**ROWS**

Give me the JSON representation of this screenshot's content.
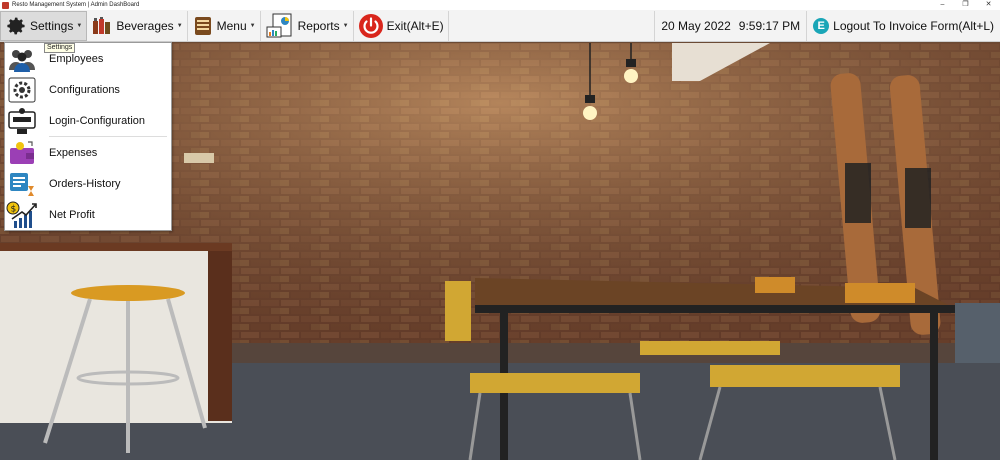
{
  "window": {
    "title": "Resto Management System  | Admin DashBoard",
    "controls": [
      "–",
      "❐",
      "✕"
    ]
  },
  "menubar": {
    "settings_label": "Settings",
    "beverages_label": "Beverages",
    "menu_label": "Menu",
    "reports_label": "Reports",
    "exit_label": "Exit(Alt+E)",
    "date": "20 May 2022",
    "time": "9:59:17 PM",
    "logout_label": "Logout To Invoice Form(Alt+L)"
  },
  "tooltip": "Settings",
  "settings_menu": {
    "items": [
      {
        "label": "Employees",
        "icon": "employees-icon"
      },
      {
        "label": "Configurations",
        "icon": "gear-config-icon"
      },
      {
        "label": "Login-Configuration",
        "icon": "login-config-icon"
      },
      {
        "label": "Expenses",
        "icon": "wallet-icon"
      },
      {
        "label": "Orders-History",
        "icon": "orders-history-icon"
      },
      {
        "label": "Net Profit",
        "icon": "profit-chart-icon"
      }
    ]
  },
  "colors": {
    "accent_exit": "#d9261c",
    "logout_icon": "#1aa6b7",
    "menubar_bg": "#f3f3f3"
  }
}
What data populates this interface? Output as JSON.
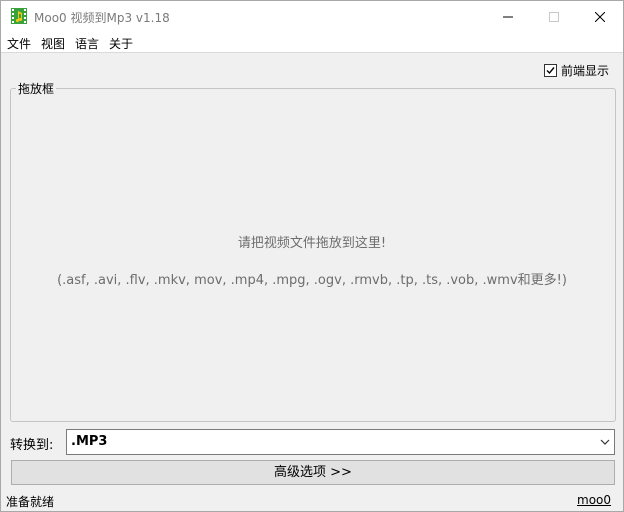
{
  "window": {
    "title": "Moo0 视频到Mp3 v1.18",
    "icon": "app-film-music-icon"
  },
  "title_buttons": {
    "minimize_icon": "minimize-icon",
    "maximize_icon": "maximize-icon",
    "close_icon": "close-icon"
  },
  "menu": {
    "items": [
      "文件",
      "视图",
      "语言",
      "关于"
    ]
  },
  "topmost": {
    "label": "前端显示",
    "checked": true
  },
  "dropzone": {
    "legend": "拖放框",
    "hint": "请把视频文件拖放到这里!",
    "formats": "(.asf, .avi, .flv, .mkv, mov, .mp4, .mpg, .ogv, .rmvb, .tp, .ts, .vob, .wmv和更多!)"
  },
  "convert": {
    "label": "转换到:",
    "selected": ".MP3"
  },
  "advanced_button": {
    "label": "高级选项 >>"
  },
  "status": {
    "text": "准备就绪",
    "link": "moo0"
  },
  "colors": {
    "title_text": "#7a7a7a",
    "hint_text": "#6d6d6d",
    "window_bg": "#f0f0f0",
    "icon_green": "#3aa23a",
    "icon_yellow": "#f2c81a"
  }
}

**WHAT IS REQUIRED**
Your copy should hold every record word for word and none of the pictures.

**RESPONSE TO THIS EXERCISE**
Give me the JSON representation of this screenshot's content.
{
  "window": {
    "title": "Resto Management System  | Admin DashBoard",
    "controls": [
      "–",
      "❐",
      "✕"
    ]
  },
  "menubar": {
    "settings_label": "Settings",
    "beverages_label": "Beverages",
    "menu_label": "Menu",
    "reports_label": "Reports",
    "exit_label": "Exit(Alt+E)",
    "date": "20 May 2022",
    "time": "9:59:17 PM",
    "logout_label": "Logout To Invoice Form(Alt+L)"
  },
  "tooltip": "Settings",
  "settings_menu": {
    "items": [
      {
        "label": "Employees",
        "icon": "employees-icon"
      },
      {
        "label": "Configurations",
        "icon": "gear-config-icon"
      },
      {
        "label": "Login-Configuration",
        "icon": "login-config-icon"
      },
      {
        "label": "Expenses",
        "icon": "wallet-icon"
      },
      {
        "label": "Orders-History",
        "icon": "orders-history-icon"
      },
      {
        "label": "Net Profit",
        "icon": "profit-chart-icon"
      }
    ]
  },
  "colors": {
    "accent_exit": "#d9261c",
    "logout_icon": "#1aa6b7",
    "menubar_bg": "#f3f3f3"
  }
}
What data populates this interface? Output as JSON.
{
  "window": {
    "title": "Moo0 视频到Mp3 v1.18",
    "icon": "app-film-music-icon"
  },
  "title_buttons": {
    "minimize_icon": "minimize-icon",
    "maximize_icon": "maximize-icon",
    "close_icon": "close-icon"
  },
  "menu": {
    "items": [
      "文件",
      "视图",
      "语言",
      "关于"
    ]
  },
  "topmost": {
    "label": "前端显示",
    "checked": true
  },
  "dropzone": {
    "legend": "拖放框",
    "hint": "请把视频文件拖放到这里!",
    "formats": "(.asf, .avi, .flv, .mkv, mov, .mp4, .mpg, .ogv, .rmvb, .tp, .ts, .vob, .wmv和更多!)"
  },
  "convert": {
    "label": "转换到:",
    "selected": ".MP3"
  },
  "advanced_button": {
    "label": "高级选项 >>"
  },
  "status": {
    "text": "准备就绪",
    "link": "moo0"
  },
  "colors": {
    "title_text": "#7a7a7a",
    "hint_text": "#6d6d6d",
    "window_bg": "#f0f0f0",
    "icon_green": "#3aa23a",
    "icon_yellow": "#f2c81a"
  }
}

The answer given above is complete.